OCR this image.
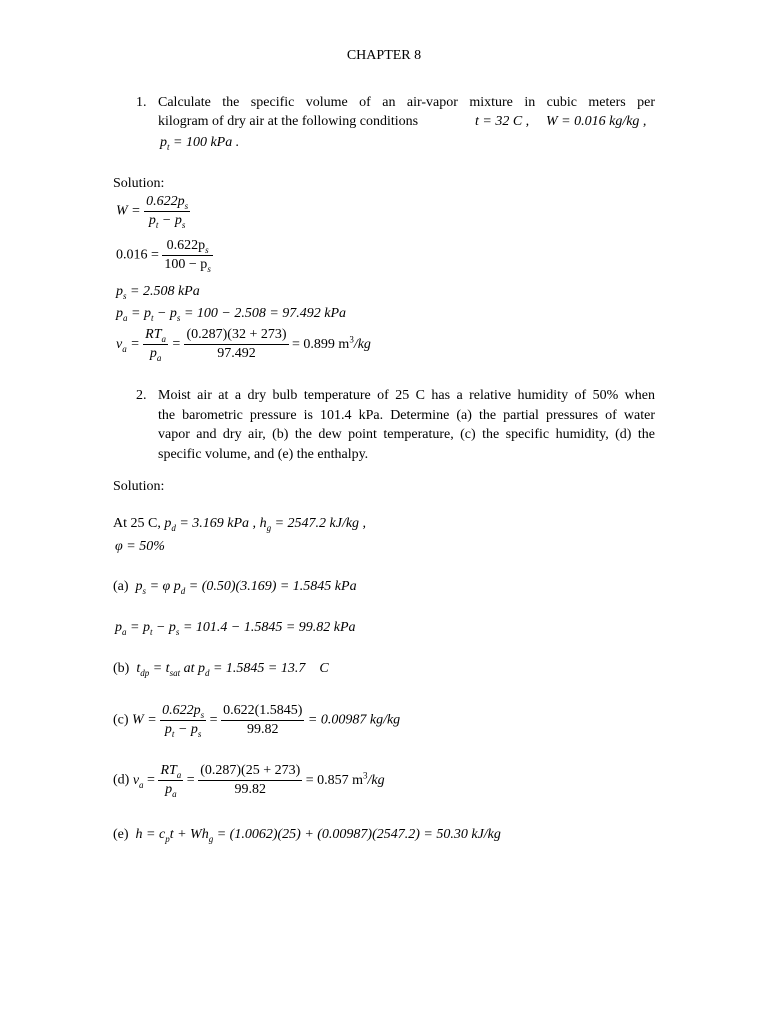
CHAPTER 8
1. Calculate the specific volume of an air-vapor mixture in cubic meters per
kilogram of dry air at the following conditions	t = 32 C , W = 0.016 kg/kg ,
$p_t = 100$ kPa .
Solution:
$W = \frac{0.622p_s}{p_t - p_s}$
$0.016 = \frac{0.622p_s}{100 - p_s}$
$p_s = 2.508$ kPa
$p_a = p_t - p_s = 100 - 2.508 = 97.492$ kPa
$v_a = \frac{RT_a}{p_a} = \frac{(0.287)(32 + 273)}{97.492} = 0.899$ $m^3/kg$
2. Moist air at a dry bulb temperature of 25 C has a relative humidity of 50% when
the barometric pressure is 101.4 kPa. Determine (a) the partial pressures of water
vapor and dry air, (b) the dew point temperature, (c) the specific humidity, (d) the
specific volume, and (e) the enthalpy.
Solution:
At 25 C, $p_d = 3.169$ kPa , $h_g = 2547.2$ kJ/kg ,
φ = 50%
(a) $p_s = \varphi$ $p_d = (0.50)(3.169) = 1.5845$ kPa
$p_a = p_t - p_s = 101.4 - 1.5845 = 99.82$ kPa
(b) $t_{dp} = t_{sat}$ at $p_d = 1.5845 = 13.7$ C
(c) $W = \frac{0.622p_s}{p_t - p_s} = \frac{0.622(1.5845)}{99.82} = 0.00987$ kg/kg
(d) $v_a = \frac{RT_a}{p_a} = \frac{(0.287)(25 + 273)}{99.82} = 0.857$ $m^3/kg$
(e) $h = c_pt + Wh_g = (1.0062)(25) + (0.00987)(2547.2) = 50.30$ kJ/kg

## Problem
Apart from the pictures, the entries above are to be repeated in full and exactly.

## Solution below
OCR this image.
CHAPTER 8
1. Calculate the specific volume of an air-vapor mixture in cubic meters per
kilogram of dry air at the following conditions	t = 32 C , W = 0.016 kg/kg ,
$p_t = 100$ kPa .
Solution:
$W = \frac{0.622p_s}{p_t - p_s}$
$0.016 = \frac{0.622p_s}{100 - p_s}$
$p_s = 2.508$ kPa
$p_a = p_t - p_s = 100 - 2.508 = 97.492$ kPa
$v_a = \frac{RT_a}{p_a} = \frac{(0.287)(32 + 273)}{97.492} = 0.899$ $m^3/kg$
2. Moist air at a dry bulb temperature of 25 C has a relative humidity of 50% when
the barometric pressure is 101.4 kPa. Determine (a) the partial pressures of water
vapor and dry air, (b) the dew point temperature, (c) the specific humidity, (d) the
specific volume, and (e) the enthalpy.
Solution:
At 25 C, $p_d = 3.169$ kPa , $h_g = 2547.2$ kJ/kg ,
φ = 50%
(a) $p_s = \varphi$ $p_d = (0.50)(3.169) = 1.5845$ kPa
$p_a = p_t - p_s = 101.4 - 1.5845 = 99.82$ kPa
(b) $t_{dp} = t_{sat}$ at $p_d = 1.5845 = 13.7$ C
(c) $W = \frac{0.622p_s}{p_t - p_s} = \frac{0.622(1.5845)}{99.82} = 0.00987$ kg/kg
(d) $v_a = \frac{RT_a}{p_a} = \frac{(0.287)(25 + 273)}{99.82} = 0.857$ $m^3/kg$
(e) $h = c_pt + Wh_g = (1.0062)(25) + (0.00987)(2547.2) = 50.30$ kJ/kg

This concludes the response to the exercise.